Lines that hold the word "Ctrl" should be located and copied.

[Source data]
● ● ●

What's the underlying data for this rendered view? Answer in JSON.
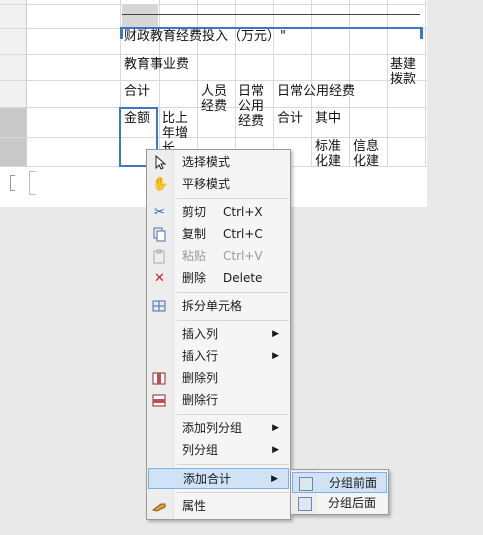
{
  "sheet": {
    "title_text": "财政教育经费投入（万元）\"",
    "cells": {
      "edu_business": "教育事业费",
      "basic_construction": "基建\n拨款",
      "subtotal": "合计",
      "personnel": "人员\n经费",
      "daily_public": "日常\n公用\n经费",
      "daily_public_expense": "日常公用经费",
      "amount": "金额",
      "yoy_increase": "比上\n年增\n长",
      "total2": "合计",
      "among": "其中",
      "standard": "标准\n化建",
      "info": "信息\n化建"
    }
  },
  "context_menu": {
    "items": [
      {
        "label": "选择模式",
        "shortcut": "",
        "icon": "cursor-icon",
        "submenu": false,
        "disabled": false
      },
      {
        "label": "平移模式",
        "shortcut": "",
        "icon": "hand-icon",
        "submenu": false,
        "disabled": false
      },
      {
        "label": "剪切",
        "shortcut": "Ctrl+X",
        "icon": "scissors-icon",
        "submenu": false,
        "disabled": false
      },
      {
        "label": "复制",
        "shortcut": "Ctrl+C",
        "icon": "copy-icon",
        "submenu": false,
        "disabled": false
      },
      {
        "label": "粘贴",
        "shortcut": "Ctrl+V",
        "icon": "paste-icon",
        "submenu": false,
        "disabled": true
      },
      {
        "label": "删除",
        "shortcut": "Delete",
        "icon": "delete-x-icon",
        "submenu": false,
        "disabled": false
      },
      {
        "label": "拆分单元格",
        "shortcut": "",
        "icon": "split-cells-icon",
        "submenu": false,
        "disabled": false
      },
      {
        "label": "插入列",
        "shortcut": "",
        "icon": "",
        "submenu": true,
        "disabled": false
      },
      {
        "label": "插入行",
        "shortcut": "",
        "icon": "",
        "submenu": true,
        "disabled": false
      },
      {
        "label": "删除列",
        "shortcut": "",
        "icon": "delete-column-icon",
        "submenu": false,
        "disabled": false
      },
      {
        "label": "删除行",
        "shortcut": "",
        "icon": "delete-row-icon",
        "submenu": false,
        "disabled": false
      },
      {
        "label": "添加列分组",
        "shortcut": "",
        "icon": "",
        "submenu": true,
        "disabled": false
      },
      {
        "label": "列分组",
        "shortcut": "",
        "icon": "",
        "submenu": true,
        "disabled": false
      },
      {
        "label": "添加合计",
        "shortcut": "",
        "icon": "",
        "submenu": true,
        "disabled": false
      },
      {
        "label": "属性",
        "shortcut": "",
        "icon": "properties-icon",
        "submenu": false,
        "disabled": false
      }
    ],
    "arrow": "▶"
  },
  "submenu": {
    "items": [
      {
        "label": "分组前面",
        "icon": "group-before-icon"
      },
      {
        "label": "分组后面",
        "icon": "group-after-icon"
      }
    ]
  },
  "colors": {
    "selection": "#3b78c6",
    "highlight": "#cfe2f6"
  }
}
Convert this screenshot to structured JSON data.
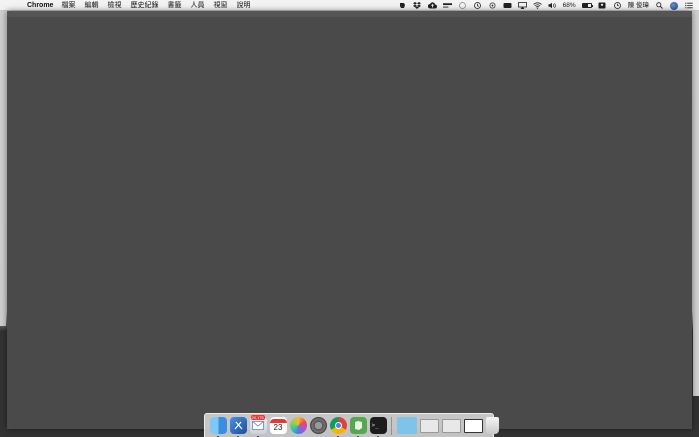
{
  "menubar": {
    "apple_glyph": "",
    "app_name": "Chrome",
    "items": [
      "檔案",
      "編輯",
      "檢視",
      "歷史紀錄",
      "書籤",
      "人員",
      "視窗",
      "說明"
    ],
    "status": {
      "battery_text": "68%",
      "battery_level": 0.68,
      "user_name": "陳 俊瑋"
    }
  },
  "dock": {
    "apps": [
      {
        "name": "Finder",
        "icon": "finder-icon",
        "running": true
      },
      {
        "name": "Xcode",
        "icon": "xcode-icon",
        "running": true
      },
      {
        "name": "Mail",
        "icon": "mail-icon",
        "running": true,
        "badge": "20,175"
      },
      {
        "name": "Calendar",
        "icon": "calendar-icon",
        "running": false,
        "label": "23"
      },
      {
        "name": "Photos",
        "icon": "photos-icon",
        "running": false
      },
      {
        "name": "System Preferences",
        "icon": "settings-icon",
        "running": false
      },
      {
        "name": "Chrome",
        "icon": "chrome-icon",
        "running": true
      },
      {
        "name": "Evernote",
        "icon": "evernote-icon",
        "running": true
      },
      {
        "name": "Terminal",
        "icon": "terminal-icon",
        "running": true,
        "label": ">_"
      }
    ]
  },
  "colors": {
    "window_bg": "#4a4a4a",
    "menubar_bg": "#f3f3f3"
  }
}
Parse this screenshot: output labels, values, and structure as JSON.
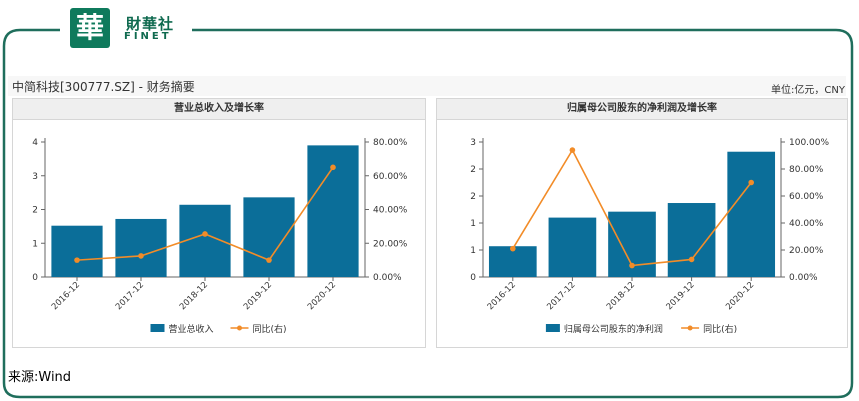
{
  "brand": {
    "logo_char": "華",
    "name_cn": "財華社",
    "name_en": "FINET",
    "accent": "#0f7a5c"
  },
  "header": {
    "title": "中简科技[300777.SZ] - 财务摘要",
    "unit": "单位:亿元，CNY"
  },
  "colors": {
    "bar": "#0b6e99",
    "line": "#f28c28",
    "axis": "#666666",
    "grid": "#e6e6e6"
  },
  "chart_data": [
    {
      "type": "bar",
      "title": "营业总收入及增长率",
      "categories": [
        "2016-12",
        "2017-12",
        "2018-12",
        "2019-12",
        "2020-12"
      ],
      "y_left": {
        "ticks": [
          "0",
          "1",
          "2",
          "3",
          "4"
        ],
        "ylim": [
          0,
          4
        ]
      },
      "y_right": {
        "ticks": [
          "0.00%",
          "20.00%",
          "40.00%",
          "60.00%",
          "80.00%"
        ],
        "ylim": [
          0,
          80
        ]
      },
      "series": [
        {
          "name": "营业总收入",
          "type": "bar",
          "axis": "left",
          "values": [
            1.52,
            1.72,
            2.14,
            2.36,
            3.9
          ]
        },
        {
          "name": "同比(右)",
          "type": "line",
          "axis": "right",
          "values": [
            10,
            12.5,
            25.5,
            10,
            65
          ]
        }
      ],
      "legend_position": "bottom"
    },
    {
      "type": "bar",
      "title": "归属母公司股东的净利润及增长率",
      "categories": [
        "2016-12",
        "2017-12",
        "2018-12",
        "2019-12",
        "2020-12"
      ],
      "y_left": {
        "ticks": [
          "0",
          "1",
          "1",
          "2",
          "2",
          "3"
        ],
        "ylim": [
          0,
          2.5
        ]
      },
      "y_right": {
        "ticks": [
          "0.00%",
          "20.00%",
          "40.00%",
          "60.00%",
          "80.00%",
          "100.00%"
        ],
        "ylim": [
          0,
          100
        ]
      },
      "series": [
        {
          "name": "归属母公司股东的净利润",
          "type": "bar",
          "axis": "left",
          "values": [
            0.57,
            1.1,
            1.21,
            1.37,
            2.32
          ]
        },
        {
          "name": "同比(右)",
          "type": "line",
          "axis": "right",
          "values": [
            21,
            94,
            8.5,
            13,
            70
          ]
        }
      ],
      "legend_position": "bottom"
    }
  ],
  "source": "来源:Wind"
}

● ● ●

Task result:
        "shortcut": "Ctrl+X",
        "shortcut": "Ctrl+C",
        "shortcut": "Ctrl+V",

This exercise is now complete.